(Recorded data)
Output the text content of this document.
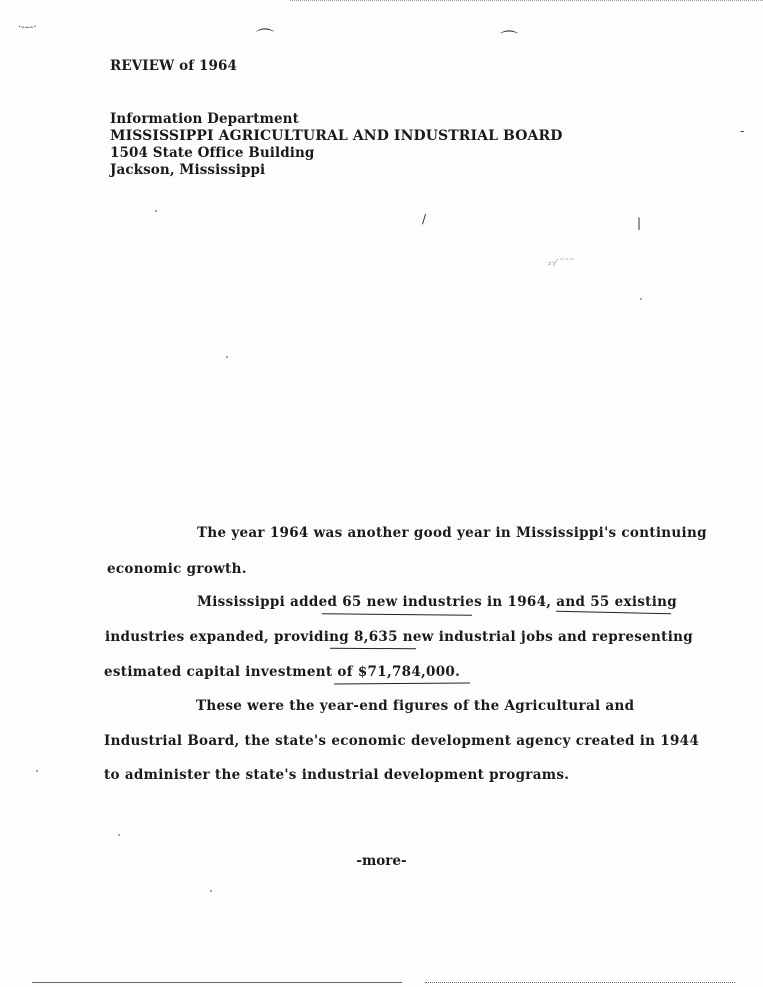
·‐–‐·
⌒	⌒
/	|
⸗·⁄ ˜˘˜
‐
REVIEW of 1964
Information Department
MISSISSIPPI AGRICULTURAL AND INDUSTRIAL BOARD
1504 State Office Building
Jackson, Mississippi
The year 1964 was another good year in Mississippi's continuing
economic growth.
Mississippi added 65 new industries in 1964, and 55 existing
industries expanded, providing 8,635 new industrial jobs and representing
estimated capital investment of $71,784,000.
These were the year-end figures of the Agricultural and
Industrial Board, the state's economic development agency created in 1944
to administer the state's industrial development programs.
-more-
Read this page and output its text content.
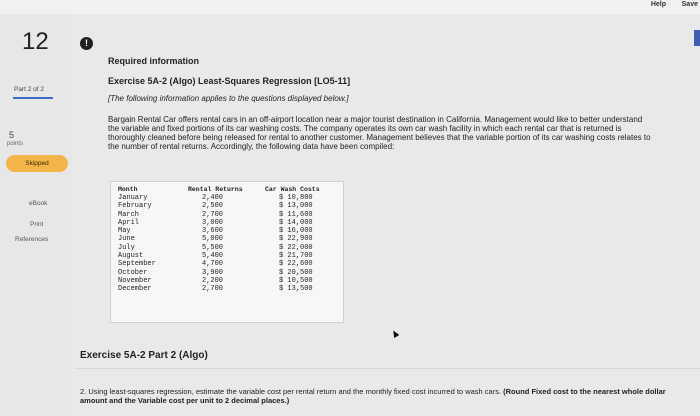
Help Save
12
Part 2 of 2
5
points
Skipped
eBook
Print
References
!
Required information
Exercise 5A-2 (Algo) Least-Squares Regression [LO5-11]
[The following information applies to the questions displayed below.]
Bargain Rental Car offers rental cars in an off-airport location near a major tourist destination in California. Management would like to better understand the variable and fixed portions of its car washing costs. The company operates its own car wash facility in which each rental car that is returned is thoroughly cleaned before being released for rental to another customer. Management believes that the variable portion of its car washing costs relates to the number of rental returns. Accordingly, the following data have been compiled:
Month	Rental Returns	Car Wash Costs
January
February
March
April
May
June
July
August
September
October
November
December
2,400
2,500
2,700
3,000
3,600
5,000
5,500
5,400
4,700
3,900
2,200
2,700
$ 10,800
$ 13,000
$ 11,600
$ 14,000
$ 16,000
$ 22,900
$ 22,000
$ 21,700
$ 22,600
$ 20,500
$ 10,500
$ 13,500
Exercise 5A-2 Part 2 (Algo)
2. Using least-squares regression, estimate the variable cost per rental return and the monthly fixed cost incurred to wash cars. (Round Fixed cost to the nearest whole dollar amount and the Variable cost per unit to 2 decimal places.)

**Directions for this task:**
Pictures are to be left out; repeat all the remaining data exactly.

**Answer to the task:**
Output the text content of this document.
·‐–‐·
⌒	⌒
/	|
⸗·⁄ ˜˘˜
‐
REVIEW of 1964
Information Department
MISSISSIPPI AGRICULTURAL AND INDUSTRIAL BOARD
1504 State Office Building
Jackson, Mississippi
The year 1964 was another good year in Mississippi's continuing
economic growth.
Mississippi added 65 new industries in 1964, and 55 existing
industries expanded, providing 8,635 new industrial jobs and representing
estimated capital investment of $71,784,000.
These were the year-end figures of the Agricultural and
Industrial Board, the state's economic development agency created in 1944
to administer the state's industrial development programs.
-more-
Read this page and output its text content.
Help Save
12
Part 2 of 2
5
points
Skipped
eBook
Print
References
!
Required information
Exercise 5A-2 (Algo) Least-Squares Regression [LO5-11]
[The following information applies to the questions displayed below.]
Bargain Rental Car offers rental cars in an off-airport location near a major tourist destination in California. Management would like to better understand the variable and fixed portions of its car washing costs. The company operates its own car wash facility in which each rental car that is returned is thoroughly cleaned before being released for rental to another customer. Management believes that the variable portion of its car washing costs relates to the number of rental returns. Accordingly, the following data have been compiled:
Month	Rental Returns	Car Wash Costs
January
February
March
April
May
June
July
August
September
October
November
December
2,400
2,500
2,700
3,000
3,600
5,000
5,500
5,400
4,700
3,900
2,200
2,700
$ 10,800
$ 13,000
$ 11,600
$ 14,000
$ 16,000
$ 22,900
$ 22,000
$ 21,700
$ 22,600
$ 20,500
$ 10,500
$ 13,500
Exercise 5A-2 Part 2 (Algo)
2. Using least-squares regression, estimate the variable cost per rental return and the monthly fixed cost incurred to wash cars. (Round Fixed cost to the nearest whole dollar amount and the Variable cost per unit to 2 decimal places.)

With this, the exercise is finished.